** Start of INPUT ROWS **
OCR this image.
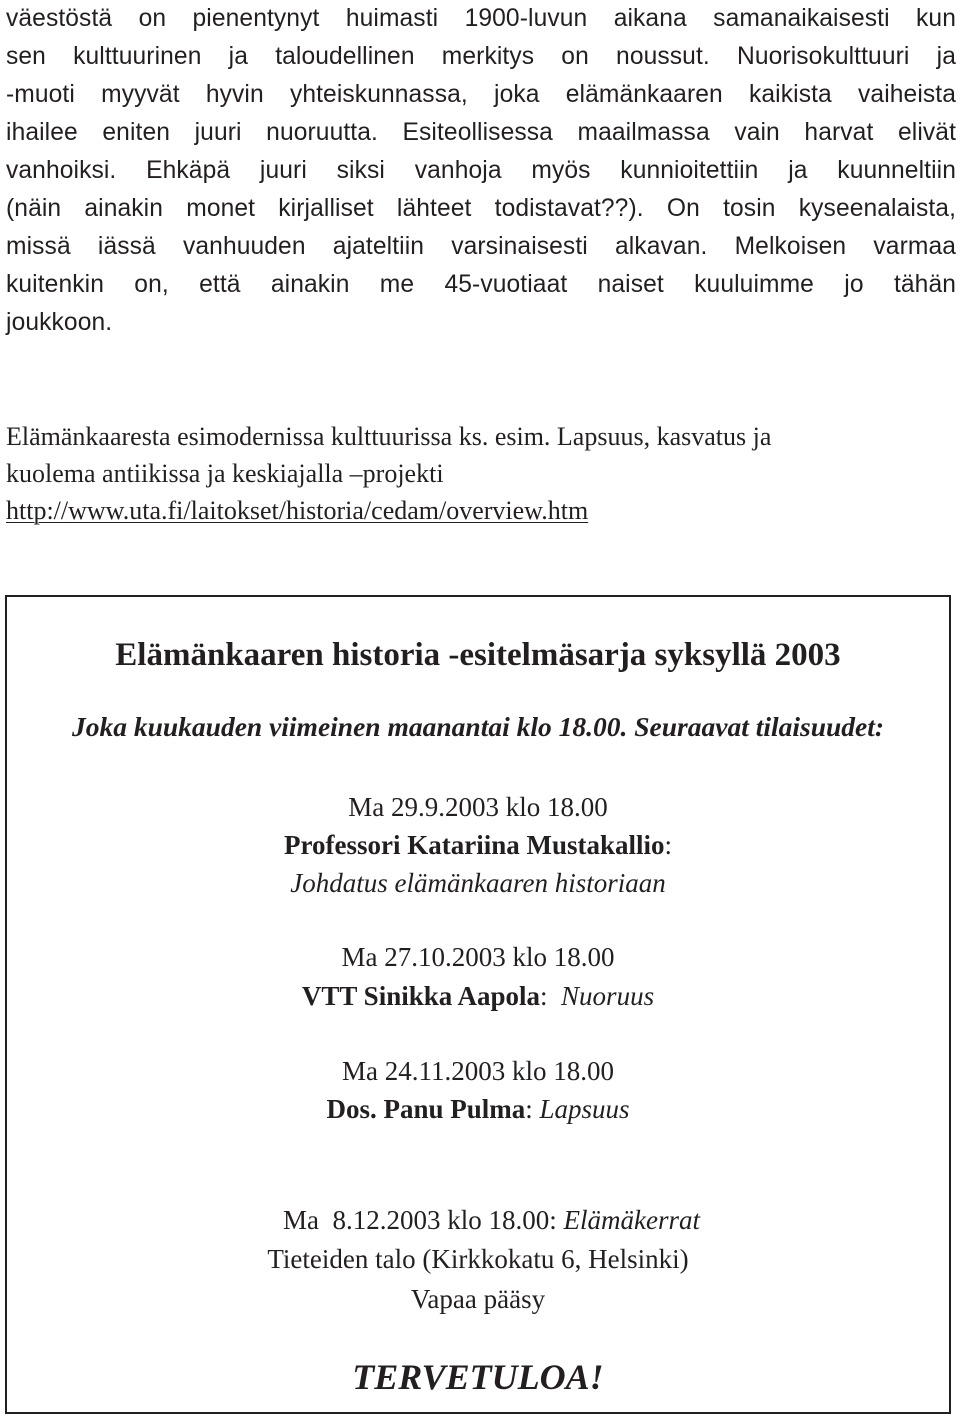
väestöstä on pienentynyt huimasti 1900-luvun aikana samanaikaisesti kun
sen kulttuurinen ja taloudellinen merkitys on noussut. Nuorisokulttuuri ja
-muoti myyvät hyvin yhteiskunnassa, joka elämänkaaren kaikista vaiheista
ihailee eniten juuri nuoruutta. Esiteollisessa maailmassa vain harvat elivät
vanhoiksi. Ehkäpä juuri siksi vanhoja myös kunnioitettiin ja kuunneltiin
(näin ainakin monet kirjalliset lähteet todistavat??). On tosin kyseenalaista,
missä iässä vanhuuden ajateltiin varsinaisesti alkavan. Melkoisen varmaa
kuitenkin on, että ainakin me 45-vuotiaat naiset kuuluimme jo tähän
joukkoon.
Elämänkaaresta esimodernissa kulttuurissa ks. esim. Lapsuus, kasvatus ja
kuolema antiikissa ja keskiajalla –projekti
http://www.uta.fi/laitokset/historia/cedam/overview.htm
Elämänkaaren historia -esitelmäsarja syksyllä 2003
Joka kuukauden viimeinen maanantai klo 18.00. Seuraavat tilaisuudet:
Ma 29.9.2003 klo 18.00
Professori Katariina Mustakallio:
Johdatus elämänkaaren historiaan
Ma 27.10.2003 klo 18.00
VTT Sinikka Aapola: Nuoruus
Ma 24.11.2003 klo 18.00
Dos. Panu Pulma: Lapsuus

Ma  8.12.2003 klo 18.00: Elämäkerrat

Tieteiden talo (Kirkkokatu 6, Helsinki)
Vapaa pääsy
TERVETULOA!
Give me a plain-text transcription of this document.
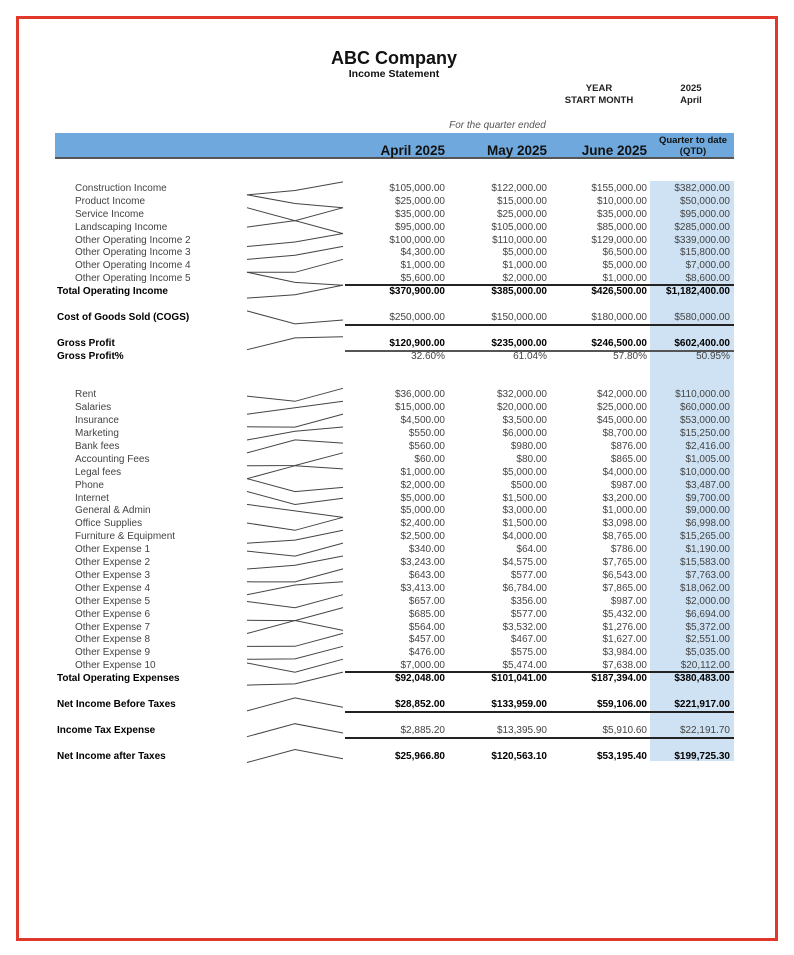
ABC Company
Income Statement
YEAR
START MONTH
2025
April
For the quarter ended
April 2025	May 2025	June 2025
Quarter to date
(QTD)
Construction Income	$105,000.00	$122,000.00	$155,000.00	$382,000.00
Product Income	$25,000.00	$15,000.00	$10,000.00	$50,000.00
Service Income	$35,000.00	$25,000.00	$35,000.00	$95,000.00
Landscaping Income	$95,000.00	$105,000.00	$85,000.00	$285,000.00
Other Operating Income 2	$100,000.00	$110,000.00	$129,000.00	$339,000.00
Other Operating Income 3	$4,300.00	$5,000.00	$6,500.00	$15,800.00
Other Operating Income 4	$1,000.00	$1,000.00	$5,000.00	$7,000.00
Other Operating Income 5	$5,600.00	$2,000.00	$1,000.00	$8,600.00
Total Operating Income	$370,900.00	$385,000.00	$426,500.00	$1,182,400.00
Cost of Goods Sold (COGS)	$250,000.00	$150,000.00	$180,000.00	$580,000.00
Gross Profit	$120,900.00	$235,000.00	$246,500.00	$602,400.00
Gross Profit%	32.60%	61.04%	57.80%	50.95%
Rent	$36,000.00	$32,000.00	$42,000.00	$110,000.00
Salaries	$15,000.00	$20,000.00	$25,000.00	$60,000.00
Insurance	$4,500.00	$3,500.00	$45,000.00	$53,000.00
Marketing	$550.00	$6,000.00	$8,700.00	$15,250.00
Bank fees	$560.00	$980.00	$876.00	$2,416.00
Accounting Fees	$60.00	$80.00	$865.00	$1,005.00
Legal fees	$1,000.00	$5,000.00	$4,000.00	$10,000.00
Phone	$2,000.00	$500.00	$987.00	$3,487.00
Internet	$5,000.00	$1,500.00	$3,200.00	$9,700.00
General & Admin	$5,000.00	$3,000.00	$1,000.00	$9,000.00
Office Supplies	$2,400.00	$1,500.00	$3,098.00	$6,998.00
Furniture & Equipment	$2,500.00	$4,000.00	$8,765.00	$15,265.00
Other Expense 1	$340.00	$64.00	$786.00	$1,190.00
Other Expense 2	$3,243.00	$4,575.00	$7,765.00	$15,583.00
Other Expense 3	$643.00	$577.00	$6,543.00	$7,763.00
Other Expense 4	$3,413.00	$6,784.00	$7,865.00	$18,062.00
Other Expense 5	$657.00	$356.00	$987.00	$2,000.00
Other Expense 6	$685.00	$577.00	$5,432.00	$6,694.00
Other Expense 7	$564.00	$3,532.00	$1,276.00	$5,372.00
Other Expense 8	$457.00	$467.00	$1,627.00	$2,551.00
Other Expense 9	$476.00	$575.00	$3,984.00	$5,035.00
Other Expense 10	$7,000.00	$5,474.00	$7,638.00	$20,112.00
Total Operating Expenses	$92,048.00	$101,041.00	$187,394.00	$380,483.00
Net Income Before Taxes	$28,852.00	$133,959.00	$59,106.00	$221,917.00
Income Tax Expense	$2,885.20	$13,395.90	$5,910.60	$22,191.70
Net Income after Taxes	$25,966.80	$120,563.10	$53,195.40	$199,725.30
** End of INPUT ROWS **
• _WORK TO DO_:
Using the listing above, return all lines where the word "Taxes" occurs.

• _TASK OUTPUT_:
Net Income Before Taxes	$28,852.00	$133,959.00	$59,106.00	$221,917.00
Net Income after Taxes	$25,966.80	$120,563.10	$53,195.40	$199,725.30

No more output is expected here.